**ACTIVIDAD 1:** Traduzca al inglés la siguiente oración del fragmento sobre Intel: "Intel también dedica parte de su documento a la gestión térmica, cada vez más crítica en sistemas de alto rendimiento."
**ACTIVIDAD 2:** Según el fragmento sobre Intel, ¿para qué aplicaciones no está autorizado el proceso de 12 nm desarrollado con UMC?

**FRAGMENTO PROPUESTO:**
--*--

Dentro de esta línea, también figura Intel Foundry ASAT, su propuesta para ensamblaje avanzado y testeo, que la compañía presenta como una capa adaptada a sistemas estratégicos, capaz de cubrir desde el único dado hasta la validación final del sistema. En mercados como defensa y gobierno, esta etapa del proceso es tan importante como el nodo, dado que la trazabilidad, el testeo y la integridad del ensamblaje forman parte del valor industrial y regulatorio del producto final.

Fiabilidad térmica, RF y fabricación segura en EE. UU.

Intel también dedica parte de su documento a la gestión térmica, cada vez más crítica en sistemas de alto rendimiento. La empresa asegura haber desarrollado disipadores de calor integrados optimizados para refrigeración líquida y, tras evaluaciones preliminares internas, afirma que estas soluciones podrían ofrecer más de tres veces la eficacia térmica respecto a diseños de referencia refrigerados por aire. Aunque son cifras todavía preliminares y internas, reflejan la dirección del mensaje: si los sistemas del futuro concentrarán más potencia, la refrigeración será una pieza clave del diseño, no un proceso añadido posterior.

Otro aspecto relevante reside en las capacidades analógicas y de radiofrecuencia. Intel afirma que 18A combina una lógica digital densa y eficiente con capacidades analógicas de alta velocidad aptas para muestreo directo de RF, lo que la hace atractiva para radares avanzados y comunicaciones seguras de gran ancho de banda. Además, colabora con UMC en un proceso de 12 nm destinado a transceptores RF, satélites y electrónica sensible a costes, aunque con una advertencia: ese nodo conjunto no está autorizado para aplicaciones de defensa de EE. UU., como se indica expresamente en las notas del documento.

--*--

**EXTRACTO DE DATOS:**
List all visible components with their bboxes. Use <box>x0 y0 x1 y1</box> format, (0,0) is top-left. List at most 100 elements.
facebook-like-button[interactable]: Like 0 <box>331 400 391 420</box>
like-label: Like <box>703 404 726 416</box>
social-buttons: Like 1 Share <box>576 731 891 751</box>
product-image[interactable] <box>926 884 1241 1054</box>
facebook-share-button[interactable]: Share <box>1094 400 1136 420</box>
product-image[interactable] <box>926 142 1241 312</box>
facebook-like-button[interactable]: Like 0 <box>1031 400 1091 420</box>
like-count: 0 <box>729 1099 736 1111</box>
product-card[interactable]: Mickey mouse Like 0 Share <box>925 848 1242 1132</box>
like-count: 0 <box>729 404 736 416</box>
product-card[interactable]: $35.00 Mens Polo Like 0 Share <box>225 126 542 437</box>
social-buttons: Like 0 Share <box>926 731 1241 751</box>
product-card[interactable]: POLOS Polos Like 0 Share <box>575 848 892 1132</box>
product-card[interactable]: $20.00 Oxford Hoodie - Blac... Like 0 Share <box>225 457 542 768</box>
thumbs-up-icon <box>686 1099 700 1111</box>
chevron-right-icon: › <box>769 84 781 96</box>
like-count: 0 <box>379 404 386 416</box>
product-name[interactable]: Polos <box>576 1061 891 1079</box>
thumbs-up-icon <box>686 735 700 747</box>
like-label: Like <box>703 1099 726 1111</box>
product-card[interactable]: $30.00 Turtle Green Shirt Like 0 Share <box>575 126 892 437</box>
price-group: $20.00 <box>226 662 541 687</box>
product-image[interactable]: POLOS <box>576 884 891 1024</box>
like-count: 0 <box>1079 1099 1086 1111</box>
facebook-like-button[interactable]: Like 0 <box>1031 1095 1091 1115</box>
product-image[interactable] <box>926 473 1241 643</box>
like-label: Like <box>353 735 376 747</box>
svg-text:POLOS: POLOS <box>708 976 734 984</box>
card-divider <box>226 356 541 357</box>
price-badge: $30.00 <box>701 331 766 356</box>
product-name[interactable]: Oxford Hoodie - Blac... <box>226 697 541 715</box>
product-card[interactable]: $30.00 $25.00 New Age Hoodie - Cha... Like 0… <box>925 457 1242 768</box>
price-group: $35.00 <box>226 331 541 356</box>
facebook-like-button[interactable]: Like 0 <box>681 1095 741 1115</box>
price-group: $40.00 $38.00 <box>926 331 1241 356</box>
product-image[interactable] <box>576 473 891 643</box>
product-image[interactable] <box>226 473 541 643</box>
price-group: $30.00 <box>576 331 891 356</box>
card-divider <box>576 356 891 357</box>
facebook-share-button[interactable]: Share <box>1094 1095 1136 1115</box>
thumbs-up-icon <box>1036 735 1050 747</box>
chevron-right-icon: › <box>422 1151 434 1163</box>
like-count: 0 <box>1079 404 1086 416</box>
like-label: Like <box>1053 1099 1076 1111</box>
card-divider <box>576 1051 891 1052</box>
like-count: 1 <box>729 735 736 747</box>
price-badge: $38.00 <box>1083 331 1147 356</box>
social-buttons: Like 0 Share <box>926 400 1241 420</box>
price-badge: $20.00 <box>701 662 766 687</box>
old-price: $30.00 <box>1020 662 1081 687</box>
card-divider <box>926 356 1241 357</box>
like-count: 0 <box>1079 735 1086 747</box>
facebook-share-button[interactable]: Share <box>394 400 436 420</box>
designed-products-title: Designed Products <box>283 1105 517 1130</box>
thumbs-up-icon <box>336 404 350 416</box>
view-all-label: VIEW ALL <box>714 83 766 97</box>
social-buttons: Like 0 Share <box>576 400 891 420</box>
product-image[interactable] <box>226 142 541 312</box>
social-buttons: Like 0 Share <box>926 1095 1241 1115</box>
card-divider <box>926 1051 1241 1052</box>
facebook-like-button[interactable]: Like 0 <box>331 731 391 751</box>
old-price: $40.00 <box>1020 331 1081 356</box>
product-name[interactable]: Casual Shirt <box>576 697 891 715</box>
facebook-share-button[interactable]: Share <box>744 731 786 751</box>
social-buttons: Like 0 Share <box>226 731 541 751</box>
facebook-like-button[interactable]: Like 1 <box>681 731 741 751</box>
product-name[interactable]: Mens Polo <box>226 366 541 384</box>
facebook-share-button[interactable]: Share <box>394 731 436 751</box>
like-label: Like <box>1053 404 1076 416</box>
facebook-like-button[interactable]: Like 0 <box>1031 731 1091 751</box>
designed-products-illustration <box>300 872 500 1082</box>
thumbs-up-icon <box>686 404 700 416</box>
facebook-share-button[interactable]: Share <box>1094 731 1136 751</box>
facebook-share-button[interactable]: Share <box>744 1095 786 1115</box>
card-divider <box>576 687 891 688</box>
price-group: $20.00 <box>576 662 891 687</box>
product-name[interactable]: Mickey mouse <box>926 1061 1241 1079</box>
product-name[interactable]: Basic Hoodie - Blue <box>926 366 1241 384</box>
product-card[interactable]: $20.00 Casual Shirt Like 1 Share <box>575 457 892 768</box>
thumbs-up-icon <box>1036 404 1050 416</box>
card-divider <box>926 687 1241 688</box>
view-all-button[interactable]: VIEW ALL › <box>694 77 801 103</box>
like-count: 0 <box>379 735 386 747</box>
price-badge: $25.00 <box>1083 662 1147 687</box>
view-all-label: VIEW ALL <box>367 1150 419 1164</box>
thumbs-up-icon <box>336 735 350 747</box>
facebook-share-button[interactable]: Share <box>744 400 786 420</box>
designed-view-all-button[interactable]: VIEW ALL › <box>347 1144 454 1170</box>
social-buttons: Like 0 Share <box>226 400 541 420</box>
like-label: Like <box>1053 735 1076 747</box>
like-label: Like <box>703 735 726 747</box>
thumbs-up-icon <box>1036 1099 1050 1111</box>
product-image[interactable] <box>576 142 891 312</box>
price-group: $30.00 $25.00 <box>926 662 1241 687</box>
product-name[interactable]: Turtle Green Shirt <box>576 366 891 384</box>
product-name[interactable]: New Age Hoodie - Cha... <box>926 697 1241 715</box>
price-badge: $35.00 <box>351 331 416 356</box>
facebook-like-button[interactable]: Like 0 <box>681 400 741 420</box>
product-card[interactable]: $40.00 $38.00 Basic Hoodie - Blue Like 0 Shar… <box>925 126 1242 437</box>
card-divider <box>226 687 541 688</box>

--*--

**SOLUCIÓN REDACTADA 1:** Intel also devotes part of its document to thermal management, which is increasingly critical in high-performance systems.

**SOLUCIÓN REDACTADA 2:** Para aplicaciones de defensa de EE. UU.